→ **Brano fornito**:
========================
Ci sono state nel tempo iniziative del pubblico, della Pa, e delle stesse aziende private per indurre, con la compiutezza che sarebbe necessaria, l’utenza, i cittadini, il cittadino che si serve della PA, che fa l’ammalato suo malgrado, che ha necessità di interagire con le aziende di servizio di erogazione dei beni immateriali e materiali ( luce, gas, acqua , telefonia etc. etc. l’elenco è infinito) a far sapere e conoscere quali sono i suoi diritti di cives digitale che non è una qualifica del nostro ordinamento ma di quello comunitario e che ha radici ben fondate sui primi trattati?   

Spingere i cittadini a valutare significa anche segnalare i mancati benefici in termini di costi, di qualità della vita, di semplificazione del suo modello. 

Tutto ciò non rientra nei doveri del sistema allargato cui partecipa in primis la Pubblica amministrazione? e di riflesso anche negli obblighi di tutto il sistema di imprese che di quelle opportunità si avvale senza del pari mettere a profitto della società i grandi benefici delle innovazioni, certamente colti dalle stesse aziende con ricadute sulla loro gestione, ma non altrettanto dai destinatari dei diversi processi comunicativi ed amministrativi tradotti nelle applicazioni in rete?

Mi sono sempre confrontato con tanti e con tutti perché è un mio pallino (must) da sempre, e lo si capisce leggendo i due articoli allegati datati 2006, per arrivare alla conclusione che si parla di oggetti sconosciuti, di regole ignorate sottovalutate cui non si dedica tempo. 

Nei corsi universitari “nella nostra Unina” e nelle Università nostrane e anche di altri territori non c’è neppure tra le materie non obbligatorie un corso che faccia le pulci al tema del Codice digitale e dei riflessi che da esso si generano (2).
========================
→ **Dati di partenza**:

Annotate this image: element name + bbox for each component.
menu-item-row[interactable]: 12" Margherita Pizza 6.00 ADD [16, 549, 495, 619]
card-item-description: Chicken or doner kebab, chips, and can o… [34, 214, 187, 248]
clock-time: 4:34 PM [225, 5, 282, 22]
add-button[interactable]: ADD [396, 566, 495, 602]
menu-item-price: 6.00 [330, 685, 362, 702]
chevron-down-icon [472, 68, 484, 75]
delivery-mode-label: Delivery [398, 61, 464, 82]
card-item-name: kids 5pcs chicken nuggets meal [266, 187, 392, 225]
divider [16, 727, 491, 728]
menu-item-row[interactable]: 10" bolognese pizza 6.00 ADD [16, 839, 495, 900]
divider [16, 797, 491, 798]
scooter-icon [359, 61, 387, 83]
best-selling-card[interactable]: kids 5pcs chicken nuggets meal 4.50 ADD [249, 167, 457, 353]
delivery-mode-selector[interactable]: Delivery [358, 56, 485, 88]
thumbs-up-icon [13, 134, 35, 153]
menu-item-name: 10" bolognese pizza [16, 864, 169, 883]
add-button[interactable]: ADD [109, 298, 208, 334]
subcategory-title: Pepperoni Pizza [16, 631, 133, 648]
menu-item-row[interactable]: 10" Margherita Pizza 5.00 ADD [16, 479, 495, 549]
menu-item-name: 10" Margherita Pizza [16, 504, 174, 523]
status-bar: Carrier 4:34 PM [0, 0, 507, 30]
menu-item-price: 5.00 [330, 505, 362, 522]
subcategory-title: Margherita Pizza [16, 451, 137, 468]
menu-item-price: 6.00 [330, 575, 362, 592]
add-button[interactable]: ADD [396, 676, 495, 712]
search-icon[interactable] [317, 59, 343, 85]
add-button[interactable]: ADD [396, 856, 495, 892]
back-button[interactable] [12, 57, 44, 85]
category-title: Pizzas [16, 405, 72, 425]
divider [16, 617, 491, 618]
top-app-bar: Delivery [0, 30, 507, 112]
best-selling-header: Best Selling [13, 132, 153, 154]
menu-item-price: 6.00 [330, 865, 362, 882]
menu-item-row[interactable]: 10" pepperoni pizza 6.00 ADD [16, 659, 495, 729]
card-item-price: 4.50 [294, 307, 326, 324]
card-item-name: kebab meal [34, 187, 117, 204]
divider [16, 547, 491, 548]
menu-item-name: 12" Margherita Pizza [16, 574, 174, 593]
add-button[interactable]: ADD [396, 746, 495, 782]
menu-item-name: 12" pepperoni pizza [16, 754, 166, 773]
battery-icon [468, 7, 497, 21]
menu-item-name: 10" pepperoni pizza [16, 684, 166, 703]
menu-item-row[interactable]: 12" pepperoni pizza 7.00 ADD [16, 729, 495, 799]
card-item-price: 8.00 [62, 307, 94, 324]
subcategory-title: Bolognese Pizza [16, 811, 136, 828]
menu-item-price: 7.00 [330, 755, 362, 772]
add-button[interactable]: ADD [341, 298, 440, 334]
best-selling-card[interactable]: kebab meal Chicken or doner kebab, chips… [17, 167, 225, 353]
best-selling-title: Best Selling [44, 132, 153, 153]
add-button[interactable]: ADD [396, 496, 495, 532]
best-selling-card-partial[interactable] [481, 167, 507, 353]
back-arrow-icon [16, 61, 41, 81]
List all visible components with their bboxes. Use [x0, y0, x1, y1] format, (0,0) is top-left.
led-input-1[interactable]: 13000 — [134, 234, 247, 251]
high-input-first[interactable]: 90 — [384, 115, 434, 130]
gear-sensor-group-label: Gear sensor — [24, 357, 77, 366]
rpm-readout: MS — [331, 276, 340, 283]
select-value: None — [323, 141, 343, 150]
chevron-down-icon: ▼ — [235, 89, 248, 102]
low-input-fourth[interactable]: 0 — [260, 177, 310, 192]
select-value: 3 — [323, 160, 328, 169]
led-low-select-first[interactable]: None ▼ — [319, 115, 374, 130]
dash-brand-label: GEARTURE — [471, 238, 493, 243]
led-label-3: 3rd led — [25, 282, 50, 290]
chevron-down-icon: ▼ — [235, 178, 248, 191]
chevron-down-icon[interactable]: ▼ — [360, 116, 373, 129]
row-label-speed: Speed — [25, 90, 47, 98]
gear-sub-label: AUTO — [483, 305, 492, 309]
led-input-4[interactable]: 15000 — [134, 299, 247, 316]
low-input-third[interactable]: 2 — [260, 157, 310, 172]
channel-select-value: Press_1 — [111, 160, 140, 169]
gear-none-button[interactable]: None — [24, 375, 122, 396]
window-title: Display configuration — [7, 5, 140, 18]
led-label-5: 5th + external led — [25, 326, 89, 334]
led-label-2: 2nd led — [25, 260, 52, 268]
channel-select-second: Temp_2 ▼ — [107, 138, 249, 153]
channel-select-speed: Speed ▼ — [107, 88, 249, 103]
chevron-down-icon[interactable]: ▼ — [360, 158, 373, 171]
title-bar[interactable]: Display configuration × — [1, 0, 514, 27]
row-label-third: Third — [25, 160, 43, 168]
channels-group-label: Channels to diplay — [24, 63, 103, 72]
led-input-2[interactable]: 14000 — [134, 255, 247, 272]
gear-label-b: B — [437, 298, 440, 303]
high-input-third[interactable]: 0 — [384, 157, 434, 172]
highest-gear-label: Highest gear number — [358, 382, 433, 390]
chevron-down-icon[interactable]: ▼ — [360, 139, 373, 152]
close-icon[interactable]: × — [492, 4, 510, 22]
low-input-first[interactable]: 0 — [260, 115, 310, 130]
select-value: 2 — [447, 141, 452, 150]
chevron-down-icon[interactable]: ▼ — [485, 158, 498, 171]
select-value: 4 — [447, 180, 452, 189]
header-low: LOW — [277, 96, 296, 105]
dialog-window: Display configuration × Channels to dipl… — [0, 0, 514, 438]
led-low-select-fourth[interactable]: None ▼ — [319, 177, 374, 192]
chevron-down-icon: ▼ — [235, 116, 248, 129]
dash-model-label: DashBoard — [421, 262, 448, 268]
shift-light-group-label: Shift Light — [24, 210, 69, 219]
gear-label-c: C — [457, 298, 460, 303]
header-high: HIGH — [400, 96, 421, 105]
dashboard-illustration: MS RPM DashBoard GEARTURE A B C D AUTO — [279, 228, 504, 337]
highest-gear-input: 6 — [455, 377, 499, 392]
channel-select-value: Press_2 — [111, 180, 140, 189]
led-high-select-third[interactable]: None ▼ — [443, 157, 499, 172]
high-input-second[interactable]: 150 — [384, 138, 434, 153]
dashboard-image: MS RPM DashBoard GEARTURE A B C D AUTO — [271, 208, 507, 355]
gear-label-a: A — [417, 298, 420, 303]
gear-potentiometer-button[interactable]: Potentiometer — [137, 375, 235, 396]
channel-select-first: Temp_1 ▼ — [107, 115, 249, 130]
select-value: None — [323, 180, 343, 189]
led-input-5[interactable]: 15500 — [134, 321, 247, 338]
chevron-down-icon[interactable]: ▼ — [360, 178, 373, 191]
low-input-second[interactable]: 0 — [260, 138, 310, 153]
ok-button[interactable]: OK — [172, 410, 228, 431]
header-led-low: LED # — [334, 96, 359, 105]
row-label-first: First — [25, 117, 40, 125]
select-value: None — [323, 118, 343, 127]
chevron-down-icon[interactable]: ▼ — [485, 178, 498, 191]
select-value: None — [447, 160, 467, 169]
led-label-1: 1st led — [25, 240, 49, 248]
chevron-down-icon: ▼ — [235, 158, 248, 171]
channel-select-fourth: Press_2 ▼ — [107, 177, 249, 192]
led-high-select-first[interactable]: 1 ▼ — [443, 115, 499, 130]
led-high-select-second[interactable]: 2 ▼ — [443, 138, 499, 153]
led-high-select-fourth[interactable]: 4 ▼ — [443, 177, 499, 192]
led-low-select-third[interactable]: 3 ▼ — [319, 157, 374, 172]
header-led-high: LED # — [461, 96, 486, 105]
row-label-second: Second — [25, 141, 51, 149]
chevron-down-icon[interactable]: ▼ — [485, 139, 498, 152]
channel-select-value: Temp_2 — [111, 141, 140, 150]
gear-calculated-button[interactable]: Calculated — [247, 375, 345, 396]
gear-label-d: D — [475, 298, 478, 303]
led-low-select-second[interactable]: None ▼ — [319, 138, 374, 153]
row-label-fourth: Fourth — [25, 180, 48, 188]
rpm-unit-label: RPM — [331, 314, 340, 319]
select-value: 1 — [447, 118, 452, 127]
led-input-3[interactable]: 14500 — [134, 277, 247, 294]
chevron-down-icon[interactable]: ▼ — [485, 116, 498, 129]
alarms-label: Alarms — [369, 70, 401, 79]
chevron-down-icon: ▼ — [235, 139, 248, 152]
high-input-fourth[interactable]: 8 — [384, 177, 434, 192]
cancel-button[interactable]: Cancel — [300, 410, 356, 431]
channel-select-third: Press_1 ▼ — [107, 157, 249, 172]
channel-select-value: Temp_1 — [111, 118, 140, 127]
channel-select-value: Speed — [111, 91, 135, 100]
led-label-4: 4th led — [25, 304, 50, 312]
========================
→ **Obiettivo 1**: Riproduci per intero il brano sui diritti del cittadino digitale, parola per parola.
→ **Obiettivo 2**: Filtra l'elenco e copia tutte le righe in cui compare la parola "divider".
Il brano e l'elenco sono materiali separati, senza legame tra loro.

→ **Risposta completa 1**:
Ci sono state nel tempo iniziative del pubblico, della Pa, e delle stesse aziende private per indurre, con la compiutezza che sarebbe necessaria, l’utenza, i cittadini, il cittadino che si serve della PA, che fa l’ammalato suo malgrado, che ha necessità di interagire con le aziende di servizio di erogazione dei beni immateriali e materiali ( luce, gas, acqua , telefonia etc. etc. l’elenco è infinito) a far sapere e conoscere quali sono i suoi diritti di cives digitale che non è una qualifica del nostro ordinamento ma di quello comunitario e che ha radici ben fondate sui primi trattati?   

Spingere i cittadini a valutare significa anche segnalare i mancati benefici in termini di costi, di qualità della vita, di semplificazione del suo modello. 

Tutto ciò non rientra nei doveri del sistema allargato cui partecipa in primis la Pubblica amministrazione? e di riflesso anche negli obblighi di tutto il sistema di imprese che di quelle opportunità si avvale senza del pari mettere a profitto della società i grandi benefici delle innovazioni, certamente colti dalle stesse aziende con ricadute sulla loro gestione, ma non altrettanto dai destinatari dei diversi processi comunicativi ed amministrativi tradotti nelle applicazioni in rete?

Mi sono sempre confrontato con tanti e con tutti perché è un mio pallino (must) da sempre, e lo si capisce leggendo i due articoli allegati datati 2006, per arrivare alla conclusione che si parla di oggetti sconosciuti, di regole ignorate sottovalutate cui non si dedica tempo. 

Nei corsi universitari “nella nostra Unina” e nelle Università nostrane e anche di altri territori non c’è neppure tra le materie non obbligatorie un corso che faccia le pulci al tema del Codice digitale e dei riflessi che da esso si generano (2).

→ **Risposta completa 2**:
divider [16, 727, 491, 728]
divider [16, 797, 491, 798]
divider [16, 617, 491, 618]
divider [16, 547, 491, 548]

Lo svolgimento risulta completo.